=== DATA IN THIS EXERCISE ===
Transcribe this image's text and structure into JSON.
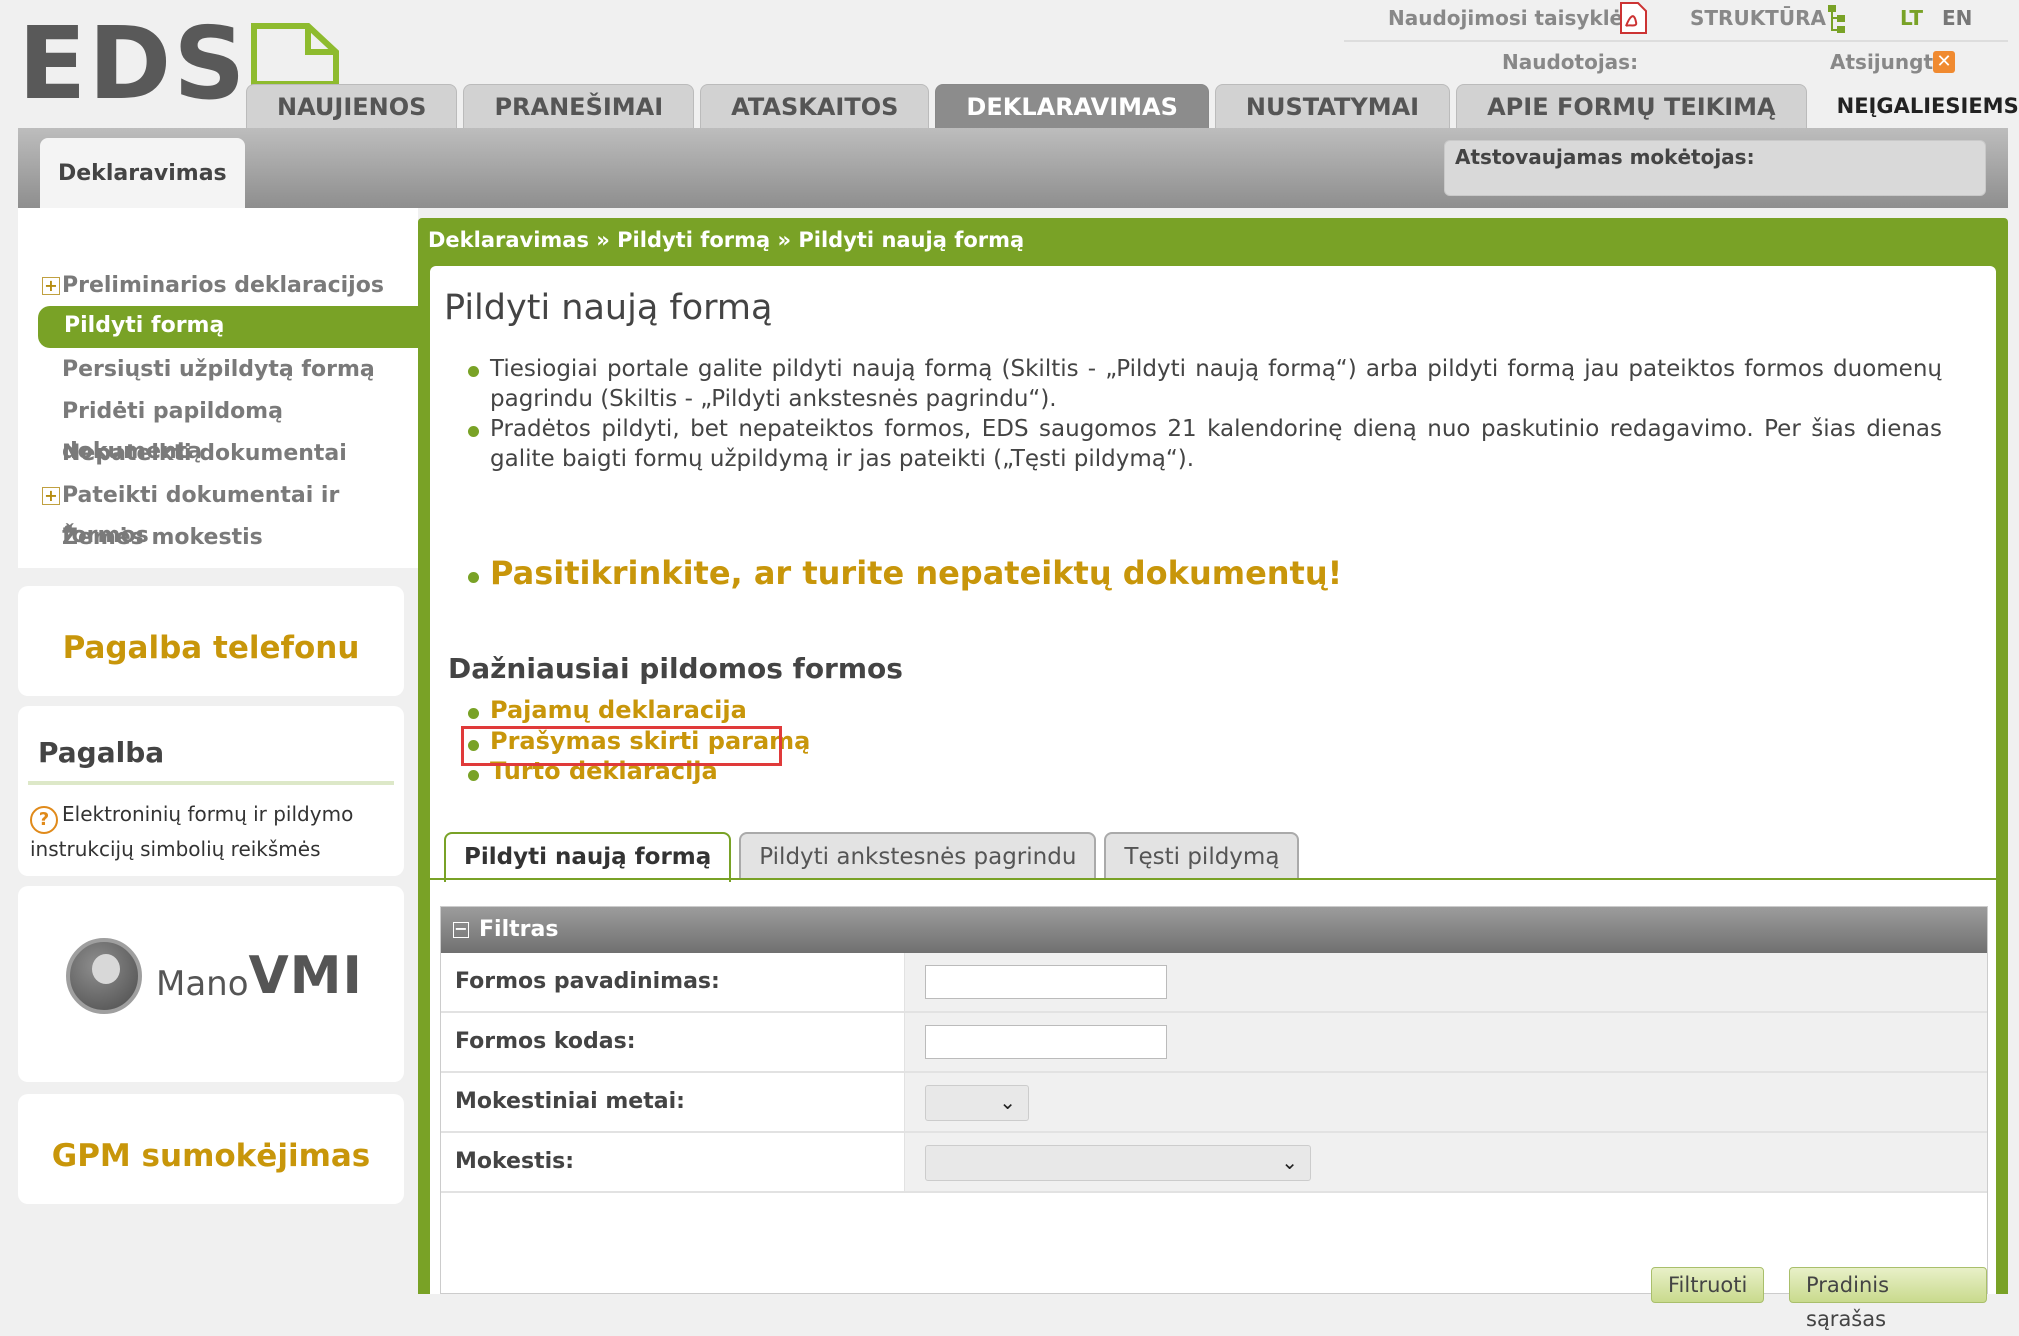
{
  "header": {
    "logo_text": "EDS",
    "rules_link": "Naudojimosi taisyklės",
    "structure_link": "STRUKTŪRA",
    "lang_lt": "LT",
    "lang_en": "EN",
    "user_label": "Naudotojas:",
    "logout": "Atsijungti"
  },
  "nav": {
    "tabs": [
      "NAUJIENOS",
      "PRANEŠIMAI",
      "ATASKAITOS",
      "DEKLARAVIMAS",
      "NUSTATYMAI",
      "APIE FORMŲ TEIKIMĄ"
    ],
    "accessibility": "NEĮGALIESIEMS",
    "active": "DEKLARAVIMAS"
  },
  "band": {
    "subtab": "Deklaravimas",
    "payer_label": "Atstovaujamas mokėtojas:"
  },
  "sidebar": {
    "items": [
      {
        "label": "Preliminarios deklaracijos",
        "expandable": true
      },
      {
        "label": "Pildyti formą",
        "active": true
      },
      {
        "label": "Persiųsti užpildytą formą"
      },
      {
        "label": "Pridėti papildomą dokumentą"
      },
      {
        "label": "Nepateikti dokumentai"
      },
      {
        "label": "Pateikti dokumentai ir formos",
        "expandable": true
      },
      {
        "label": "Žemės mokestis"
      }
    ],
    "phone_help": "Pagalba telefonu",
    "help_title": "Pagalba",
    "help_text": "Elektroninių formų ir pildymo instrukcijų simbolių reikšmės",
    "mano_small": "Mano",
    "mano_big": "VMI",
    "gpm": "GPM sumokėjimas"
  },
  "main": {
    "breadcrumb": "Deklaravimas » Pildyti formą » Pildyti naują formą",
    "title": "Pildyti naują formą",
    "bullets": [
      "Tiesiogiai portale galite pildyti naują formą (Skiltis - „Pildyti naują formą“) arba pildyti formą jau pateiktos formos duomenų pagrindu (Skiltis - „Pildyti ankstesnės pagrindu“).",
      "Pradėtos pildyti, bet nepateiktos formos, EDS saugomos 21 kalendorinę dieną nuo paskutinio redagavimo. Per šias dienas galite baigti formų užpildymą ir jas pateikti („Tęsti pildymą“)."
    ],
    "warning": "Pasitikrinkite, ar turite nepateiktų dokumentų!",
    "frequent_title": "Dažniausiai pildomos formos",
    "frequent_forms": [
      "Pajamų deklaracija",
      "Prašymas skirti paramą",
      "Turto deklaracija"
    ],
    "highlighted_form": "Prašymas skirti paramą",
    "tabs": [
      "Pildyti naują formą",
      "Pildyti ankstesnės pagrindu",
      "Tęsti pildymą"
    ],
    "filter": {
      "title": "Filtras",
      "form_name_label": "Formos pavadinimas:",
      "form_name_value": "",
      "form_code_label": "Formos kodas:",
      "form_code_value": "",
      "tax_year_label": "Mokestiniai metai:",
      "tax_year_value": "",
      "tax_label": "Mokestis:",
      "tax_value": "",
      "filter_button": "Filtruoti",
      "reset_button": "Pradinis sąrašas"
    }
  },
  "colors": {
    "accent_green": "#79a226",
    "gold": "#c8960a",
    "highlight_red": "#e03a3a"
  }
}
===
Copy out all the data without changing anything, and drop the pictures.

Transcribe this image's text and structure into JSON.
{
  "header": {
    "logo_text": "EDS",
    "rules_link": "Naudojimosi taisyklės",
    "structure_link": "STRUKTŪRA",
    "lang_lt": "LT",
    "lang_en": "EN",
    "user_label": "Naudotojas:",
    "logout": "Atsijungti"
  },
  "nav": {
    "tabs": [
      "NAUJIENOS",
      "PRANEŠIMAI",
      "ATASKAITOS",
      "DEKLARAVIMAS",
      "NUSTATYMAI",
      "APIE FORMŲ TEIKIMĄ"
    ],
    "accessibility": "NEĮGALIESIEMS",
    "active": "DEKLARAVIMAS"
  },
  "band": {
    "subtab": "Deklaravimas",
    "payer_label": "Atstovaujamas mokėtojas:"
  },
  "sidebar": {
    "items": [
      {
        "label": "Preliminarios deklaracijos",
        "expandable": true
      },
      {
        "label": "Pildyti formą",
        "active": true
      },
      {
        "label": "Persiųsti užpildytą formą"
      },
      {
        "label": "Pridėti papildomą dokumentą"
      },
      {
        "label": "Nepateikti dokumentai"
      },
      {
        "label": "Pateikti dokumentai ir formos",
        "expandable": true
      },
      {
        "label": "Žemės mokestis"
      }
    ],
    "phone_help": "Pagalba telefonu",
    "help_title": "Pagalba",
    "help_text": "Elektroninių formų ir pildymo instrukcijų simbolių reikšmės",
    "mano_small": "Mano",
    "mano_big": "VMI",
    "gpm": "GPM sumokėjimas"
  },
  "main": {
    "breadcrumb": "Deklaravimas » Pildyti formą » Pildyti naują formą",
    "title": "Pildyti naują formą",
    "bullets": [
      "Tiesiogiai portale galite pildyti naują formą (Skiltis - „Pildyti naują formą“) arba pildyti formą jau pateiktos formos duomenų pagrindu (Skiltis - „Pildyti ankstesnės pagrindu“).",
      "Pradėtos pildyti, bet nepateiktos formos, EDS saugomos 21 kalendorinę dieną nuo paskutinio redagavimo. Per šias dienas galite baigti formų užpildymą ir jas pateikti („Tęsti pildymą“)."
    ],
    "warning": "Pasitikrinkite, ar turite nepateiktų dokumentų!",
    "frequent_title": "Dažniausiai pildomos formos",
    "frequent_forms": [
      "Pajamų deklaracija",
      "Prašymas skirti paramą",
      "Turto deklaracija"
    ],
    "highlighted_form": "Prašymas skirti paramą",
    "tabs": [
      "Pildyti naują formą",
      "Pildyti ankstesnės pagrindu",
      "Tęsti pildymą"
    ],
    "filter": {
      "title": "Filtras",
      "form_name_label": "Formos pavadinimas:",
      "form_name_value": "",
      "form_code_label": "Formos kodas:",
      "form_code_value": "",
      "tax_year_label": "Mokestiniai metai:",
      "tax_year_value": "",
      "tax_label": "Mokestis:",
      "tax_value": "",
      "filter_button": "Filtruoti",
      "reset_button": "Pradinis sąrašas"
    }
  },
  "colors": {
    "accent_green": "#79a226",
    "gold": "#c8960a",
    "highlight_red": "#e03a3a"
  }
}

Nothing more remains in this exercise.